» **OBJECTIVE**
Reproduce the entries from the line with "output each element" to the line with "panel-b-x-ticks: 4000 3500", substituting "Transmission" for "Transmittance" and changing nothing else.

» **LISTED ENTRIES**
○ ○ ○ ○ ○ ○ ○

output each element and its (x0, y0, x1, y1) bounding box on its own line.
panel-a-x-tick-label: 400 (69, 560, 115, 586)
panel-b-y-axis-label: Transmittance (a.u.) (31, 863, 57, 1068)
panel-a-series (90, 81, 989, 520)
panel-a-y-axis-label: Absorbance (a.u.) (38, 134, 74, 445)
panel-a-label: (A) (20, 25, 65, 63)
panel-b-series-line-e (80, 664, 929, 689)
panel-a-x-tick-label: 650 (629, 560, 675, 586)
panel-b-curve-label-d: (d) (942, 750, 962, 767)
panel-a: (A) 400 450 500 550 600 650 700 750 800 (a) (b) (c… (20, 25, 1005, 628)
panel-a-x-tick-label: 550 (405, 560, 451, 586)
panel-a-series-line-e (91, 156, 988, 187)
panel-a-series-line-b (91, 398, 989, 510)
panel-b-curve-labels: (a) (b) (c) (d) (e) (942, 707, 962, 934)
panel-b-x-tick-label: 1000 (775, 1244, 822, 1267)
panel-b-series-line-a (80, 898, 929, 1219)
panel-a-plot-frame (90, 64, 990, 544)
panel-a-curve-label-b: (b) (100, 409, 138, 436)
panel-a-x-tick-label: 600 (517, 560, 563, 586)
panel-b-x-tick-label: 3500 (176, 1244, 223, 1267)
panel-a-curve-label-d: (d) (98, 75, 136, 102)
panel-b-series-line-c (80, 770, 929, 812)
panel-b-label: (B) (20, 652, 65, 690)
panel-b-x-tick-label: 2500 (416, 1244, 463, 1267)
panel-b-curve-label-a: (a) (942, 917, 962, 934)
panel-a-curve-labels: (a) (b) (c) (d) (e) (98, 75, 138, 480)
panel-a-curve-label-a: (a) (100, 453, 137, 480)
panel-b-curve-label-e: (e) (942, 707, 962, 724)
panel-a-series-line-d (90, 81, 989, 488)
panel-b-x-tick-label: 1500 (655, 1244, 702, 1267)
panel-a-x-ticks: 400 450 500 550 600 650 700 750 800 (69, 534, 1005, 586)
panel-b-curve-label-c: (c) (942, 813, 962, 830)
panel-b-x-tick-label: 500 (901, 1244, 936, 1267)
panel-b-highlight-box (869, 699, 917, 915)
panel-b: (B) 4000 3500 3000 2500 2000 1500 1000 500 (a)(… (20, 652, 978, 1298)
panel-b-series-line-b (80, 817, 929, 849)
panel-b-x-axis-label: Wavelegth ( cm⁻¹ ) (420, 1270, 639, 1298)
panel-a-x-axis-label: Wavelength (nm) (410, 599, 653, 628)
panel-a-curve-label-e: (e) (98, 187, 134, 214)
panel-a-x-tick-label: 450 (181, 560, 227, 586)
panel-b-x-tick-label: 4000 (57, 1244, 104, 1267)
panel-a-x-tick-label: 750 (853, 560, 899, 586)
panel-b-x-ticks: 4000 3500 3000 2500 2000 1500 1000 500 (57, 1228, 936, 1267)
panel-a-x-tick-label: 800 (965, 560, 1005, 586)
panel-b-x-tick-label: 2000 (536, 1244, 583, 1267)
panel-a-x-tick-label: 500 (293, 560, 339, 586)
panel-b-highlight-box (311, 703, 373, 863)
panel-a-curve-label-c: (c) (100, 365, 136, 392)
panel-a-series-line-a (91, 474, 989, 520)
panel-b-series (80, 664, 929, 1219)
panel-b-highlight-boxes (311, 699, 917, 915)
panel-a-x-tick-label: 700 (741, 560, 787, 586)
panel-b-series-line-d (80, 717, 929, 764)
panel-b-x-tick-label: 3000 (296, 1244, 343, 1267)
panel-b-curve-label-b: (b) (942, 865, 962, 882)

○ ○ ○ ○ ○ ○ ○

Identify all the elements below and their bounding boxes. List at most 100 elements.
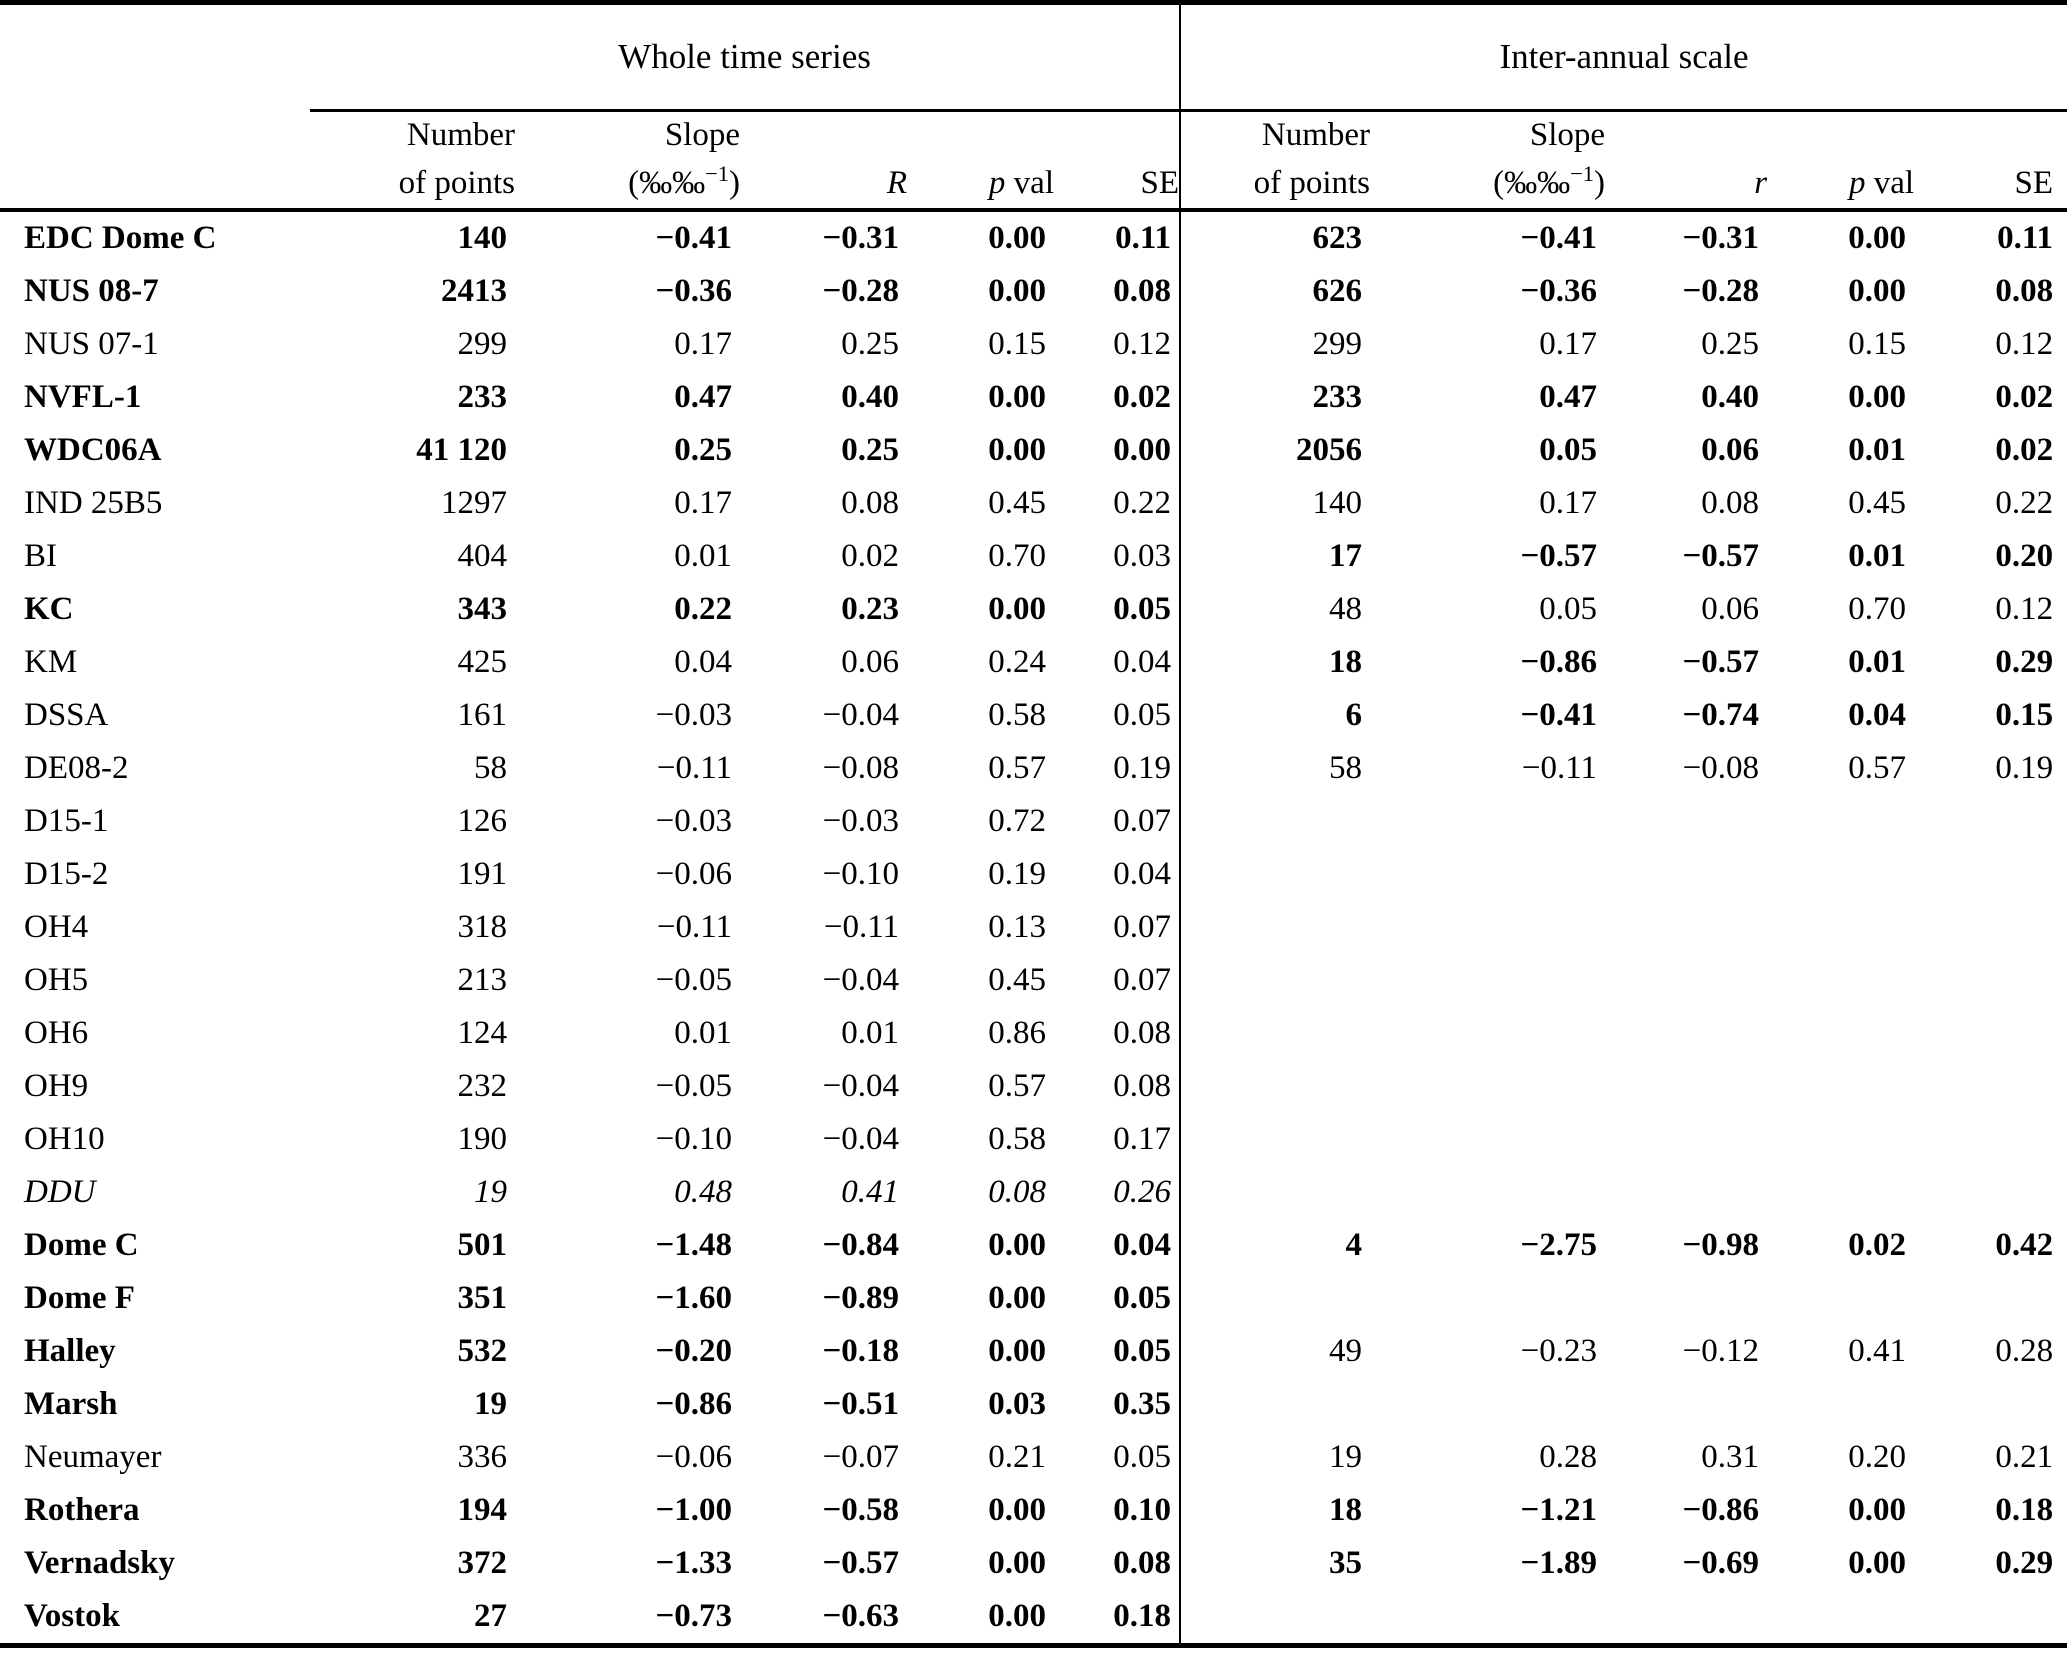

○ ○ ○ ○ ○ ○ ○

» **RESULT OF THIS EXERCISE**
output each element and its (x0, y0, x1, y1) bounding box on its own line.
panel-a-x-tick-label: 400 (69, 560, 115, 586)
panel-b-y-axis-label: Transmission (a.u.) (31, 863, 57, 1068)
panel-a-series (90, 81, 989, 520)
panel-a-y-axis-label: Absorbance (a.u.) (38, 134, 74, 445)
panel-a-label: (A) (20, 25, 65, 63)
panel-b-series-line-e (80, 664, 929, 689)
panel-a-x-tick-label: 650 (629, 560, 675, 586)
panel-b-curve-label-d: (d) (942, 750, 962, 767)
panel-a: (A) 400 450 500 550 600 650 700 750 800 (a) (b) (c… (20, 25, 1005, 628)
panel-a-x-tick-label: 550 (405, 560, 451, 586)
panel-a-series-line-e (91, 156, 988, 187)
panel-a-series-line-b (91, 398, 989, 510)
panel-b-curve-labels: (a) (b) (c) (d) (e) (942, 707, 962, 934)
panel-b-x-tick-label: 1000 (775, 1244, 822, 1267)
panel-b-series-line-a (80, 898, 929, 1219)
panel-a-plot-frame (90, 64, 990, 544)
panel-a-curve-label-b: (b) (100, 409, 138, 436)
panel-a-x-tick-label: 600 (517, 560, 563, 586)
panel-b-x-tick-label: 3500 (176, 1244, 223, 1267)
panel-a-curve-label-d: (d) (98, 75, 136, 102)
panel-b-series-line-c (80, 770, 929, 812)
panel-b-label: (B) (20, 652, 65, 690)
panel-b-x-tick-label: 2500 (416, 1244, 463, 1267)
panel-b-curve-label-a: (a) (942, 917, 962, 934)
panel-a-curve-labels: (a) (b) (c) (d) (e) (98, 75, 138, 480)
panel-a-curve-label-a: (a) (100, 453, 137, 480)
panel-b-curve-label-e: (e) (942, 707, 962, 724)
panel-a-series-line-d (90, 81, 989, 488)
panel-b-x-tick-label: 1500 (655, 1244, 702, 1267)
panel-a-x-ticks: 400 450 500 550 600 650 700 750 800 (69, 534, 1005, 586)
panel-b-curve-label-c: (c) (942, 813, 962, 830)
panel-b-x-tick-label: 500 (901, 1244, 936, 1267)
panel-b-highlight-box (869, 699, 917, 915)
panel-b: (B) 4000 3500 3000 2500 2000 1500 1000 500 (a)(… (20, 652, 978, 1298)
panel-b-series-line-b (80, 817, 929, 849)
panel-b-x-axis-label: Wavelegth ( cm⁻¹ ) (420, 1270, 639, 1298)
panel-a-x-axis-label: Wavelength (nm) (410, 599, 653, 628)
panel-a-curve-label-e: (e) (98, 187, 134, 214)
panel-a-x-tick-label: 450 (181, 560, 227, 586)
panel-b-x-tick-label: 4000 (57, 1244, 104, 1267)
panel-a-x-tick-label: 750 (853, 560, 899, 586)
panel-b-x-ticks: 4000 3500 3000 2500 2000 1500 1000 500 (57, 1228, 936, 1267)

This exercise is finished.